## PASSAGE RETENU
════════

Aujourd’hui, alors que ses engagements font partie des moins contraignants de l’Union Européenne l’Espagne est un des plus mauvais élèves du Protocole de Kyoto.
En effet, pour la période d’engagement 2008-2012, l’Espagne ne doit pas dépasser un taux d’émission de gaz à effet de serre (GES) équivalent à +15% par rapport à l’année de référence (1990). Or, les chiffres de 2007, qui viennent d’être présentés par José Santamarta, directeur de World Watch Institute-Espagne (organisation indépendante de recherche), montrent que l’Espagne bat des records de rejets de GES : +52,3% par rapport à 1990. Le gouvernement espagnol a réagi en répliquant que ces chiffres ne sont pas officiels.
Ces résultats ne surprendront pas les spécialistes : en novembre 2007, trois rapports ont alerté les autorités espagnoles, du Programme des Nations Unies pour l’Environnement (PNUE), de l’UE et d’un comité d’experts réuni par José Luis Rodríguez Zapatero. La baisse de 2006 (-1,7% par rapport à 2005, qui semblait être l’amorce d’une dynamique plus respectueuse, n’est finalement qu’une anomalie due à des conditions climatiques favorables. En 2007, les émissions de GES ont encore augmenté de 1,8% pour atteindre 441 millions de tonnes de CO2 émises dans l’atmosphère.
Sécheresse ou manque d’action ?
La sécheresse est mise en cause, puisqu’elle réduit la production hydroélectrique et nucléaire, moyens de production d’électricité qui émettent le moins de GES. Mais, c’est surtout le manque d’action du gouvernement qui est pointé du doigt, notamment par les syndicats, tels que la Confederación Sindical de Comisiones Obreras.

════════

## EXTRAIT SOURCE

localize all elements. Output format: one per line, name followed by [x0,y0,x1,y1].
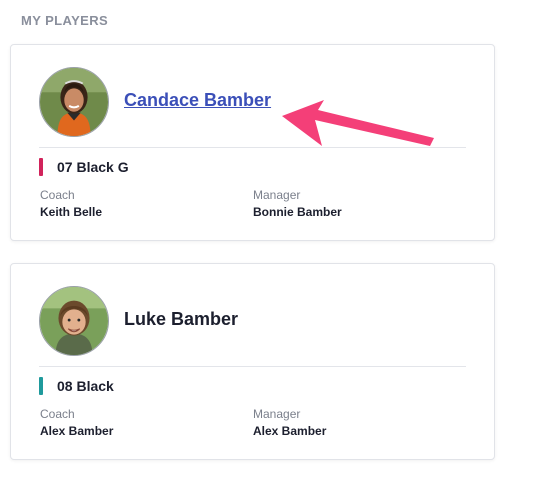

════════

Pouvez-vous recopier à l'identique le passage sur les émissions de l'Espagne, entre « Sécheresse ou manque » et « de Comisiones Obreras. », ces deux bornes comprises ?

## RÉPONSE ATTENDUE
Sécheresse ou manque d’action ?
La sécheresse est mise en cause, puisqu’elle réduit la production hydroélectrique et nucléaire, moyens de production d’électricité qui émettent le moins de GES. Mais, c’est surtout le manque d’action du gouvernement qui est pointé du doigt, notamment par les syndicats, tels que la Confederación Sindical de Comisiones Obreras.